━━━ EXTRACT

Donald Trump loves to recast arguments he disagrees with in terms that are egregiously unappealing, and he doesn’t mind making it up. For instance: when NFL players kneel during the national anthem to protest unpunished police killings of unarmed black men, Trump recasts the protest as disrespect for military veterans and ingratitude for the players’ career success – which would be terrible, I guess, if it was true.

Trump argues for “strong borders” to combat illegal immigration, and he proposes a “big, beautiful wall” standing 30 feet high along the Mexican border from the Pacific Ocean to the Gulf of Mexico. Democrats aren’t enthusiastic about the wall, so Trump says they want an “open border” – that is, no border monitoring at all, no immigration enforcement whatsoever.

This illustrates two Trump themes. First, there are no small disagreements with Trump, no differences of degree. If you’re not 100 percent with Trump, you’re 100 percent against him. Second, there are no fair differences of opinion with Trump. If you don’t share his view, you have evil motives. If you’re against Trump’s wall, you’re for terrorism and gang violence.

There is, of course, no Democrat who advocates either open borders or violence. But while Democrats are generally more favorable to legal immigration than Trump is, and generally less alarmed by illegal immigration, there is no fully detailed statement of a Democratic Party position on immigration. Now that Democrats will be running the House of Representatives, they have to formulate an actual position on immigration. And since Democrats are not for open borders, that position has to involve excluding some people who would like to come here. That’s a hard fact, but it’s a fact.

In general, my top priority is protecting the people who are here and have been here for awhile. People who have made lives here, put down roots and built families and community ties, should usually be allowed to stay, whether they came legally or illegally. Other than new arrivals, deportations should be limited to those few who commit serious or violent crimes, and even those cases should be assessed individually.

For me, at the pinnacle of this group are the Dreamers – people who were brought to this country as children, and who have little or no remaining connection to the country they came from. Dreamers are the hardest test of the “what part of illegal don’t you understand” position, and the younger the harder. An infant bears no blame for being brought here, for going to school here, for growing up here and becoming culturally American. Deporting adults to countries they left as children and never really knew is cruel.

━━━━━━

# PROMPT 1:
Answer these questions using the passage on Trump and immigration:
(a) How high is the wall that Trump proposes along the Mexican border?
(b) What are NFL players protesting when they kneel during the national anthem?
(c) Who does the writer place at the pinnacle of the group they most want to protect?
# PROMPT 2:
Output the lines from the records, starting at the line that contains "327, 134, 487]" and ending at the line that contains "8, 432, 24]".
The passage on Trump and immigration and the records that follow it do not share a source.

━━━ DATASET ROWS

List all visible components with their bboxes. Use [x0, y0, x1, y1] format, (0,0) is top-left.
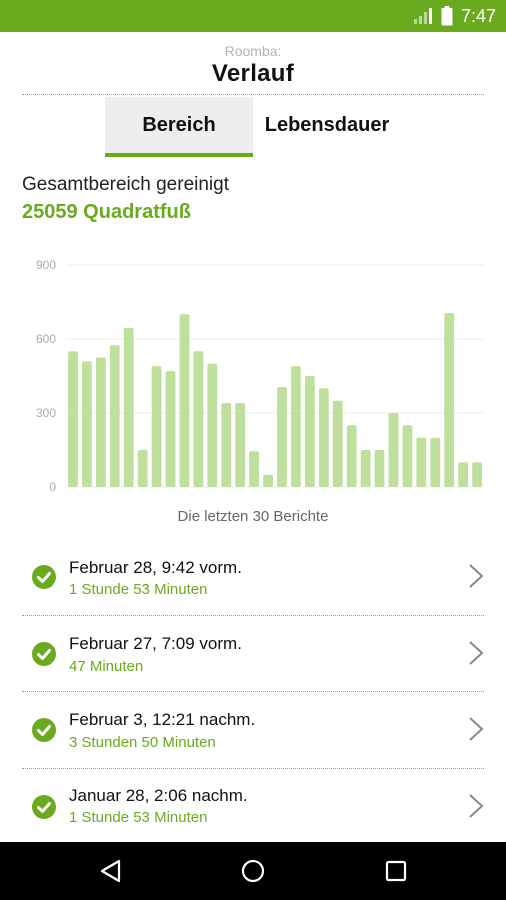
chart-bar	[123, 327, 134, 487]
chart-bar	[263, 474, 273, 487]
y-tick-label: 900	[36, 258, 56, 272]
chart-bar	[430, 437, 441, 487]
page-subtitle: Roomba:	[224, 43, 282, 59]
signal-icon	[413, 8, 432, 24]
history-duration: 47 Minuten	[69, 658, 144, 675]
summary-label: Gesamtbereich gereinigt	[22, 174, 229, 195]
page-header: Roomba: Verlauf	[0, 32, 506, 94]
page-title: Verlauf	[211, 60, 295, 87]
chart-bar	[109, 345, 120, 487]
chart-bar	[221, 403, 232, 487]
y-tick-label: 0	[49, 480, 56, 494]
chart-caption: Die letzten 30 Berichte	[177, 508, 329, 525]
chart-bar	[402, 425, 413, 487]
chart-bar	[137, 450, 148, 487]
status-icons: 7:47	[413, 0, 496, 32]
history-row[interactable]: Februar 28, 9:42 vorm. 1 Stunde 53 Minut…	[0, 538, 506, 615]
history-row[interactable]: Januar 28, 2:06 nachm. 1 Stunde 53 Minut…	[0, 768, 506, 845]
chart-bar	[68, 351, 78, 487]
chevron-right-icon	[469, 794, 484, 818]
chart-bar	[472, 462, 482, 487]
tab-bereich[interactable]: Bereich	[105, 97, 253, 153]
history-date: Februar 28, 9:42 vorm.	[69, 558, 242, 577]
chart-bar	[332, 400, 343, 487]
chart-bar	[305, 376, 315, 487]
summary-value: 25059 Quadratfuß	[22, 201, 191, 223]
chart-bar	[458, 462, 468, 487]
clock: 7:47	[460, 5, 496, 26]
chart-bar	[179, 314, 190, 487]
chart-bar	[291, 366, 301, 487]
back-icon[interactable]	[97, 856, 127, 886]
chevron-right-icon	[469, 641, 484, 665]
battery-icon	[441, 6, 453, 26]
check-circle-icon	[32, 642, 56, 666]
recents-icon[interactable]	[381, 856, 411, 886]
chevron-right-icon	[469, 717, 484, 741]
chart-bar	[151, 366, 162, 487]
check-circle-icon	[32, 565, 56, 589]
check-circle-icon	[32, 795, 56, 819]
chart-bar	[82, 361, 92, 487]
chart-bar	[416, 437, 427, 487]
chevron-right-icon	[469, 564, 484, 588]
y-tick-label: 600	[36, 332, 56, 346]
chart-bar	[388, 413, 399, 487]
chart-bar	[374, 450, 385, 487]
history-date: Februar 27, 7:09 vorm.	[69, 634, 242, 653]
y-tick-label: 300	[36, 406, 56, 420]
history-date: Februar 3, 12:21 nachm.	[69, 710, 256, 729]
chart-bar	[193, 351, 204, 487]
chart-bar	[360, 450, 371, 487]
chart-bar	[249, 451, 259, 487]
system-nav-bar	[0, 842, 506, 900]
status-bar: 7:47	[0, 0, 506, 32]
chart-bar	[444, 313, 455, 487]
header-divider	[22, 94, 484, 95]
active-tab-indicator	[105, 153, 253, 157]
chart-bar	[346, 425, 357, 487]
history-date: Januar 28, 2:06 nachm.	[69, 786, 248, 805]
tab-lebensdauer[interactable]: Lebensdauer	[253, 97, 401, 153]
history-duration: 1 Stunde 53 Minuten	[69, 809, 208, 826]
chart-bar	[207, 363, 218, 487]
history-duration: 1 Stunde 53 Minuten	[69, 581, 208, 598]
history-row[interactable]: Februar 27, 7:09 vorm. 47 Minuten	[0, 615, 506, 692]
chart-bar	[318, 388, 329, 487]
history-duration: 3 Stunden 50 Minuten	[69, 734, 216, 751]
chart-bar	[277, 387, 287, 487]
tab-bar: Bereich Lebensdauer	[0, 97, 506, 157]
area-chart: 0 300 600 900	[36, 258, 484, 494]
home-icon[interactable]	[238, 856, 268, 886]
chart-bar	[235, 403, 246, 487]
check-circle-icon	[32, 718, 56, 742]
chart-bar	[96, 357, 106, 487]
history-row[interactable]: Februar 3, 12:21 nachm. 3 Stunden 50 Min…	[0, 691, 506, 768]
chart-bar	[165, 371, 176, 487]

━━━━━━

# RESPONSE 1:
(a) 30 feet
(b) Unpunished police killings of unarmed black men
(c) The Dreamers

# RESPONSE 2:
chart-bar	[123, 327, 134, 487]
chart-bar	[263, 474, 273, 487]
y-tick-label: 900	[36, 258, 56, 272]
chart-bar	[430, 437, 441, 487]
page-subtitle: Roomba:	[224, 43, 282, 59]
signal-icon	[413, 8, 432, 24]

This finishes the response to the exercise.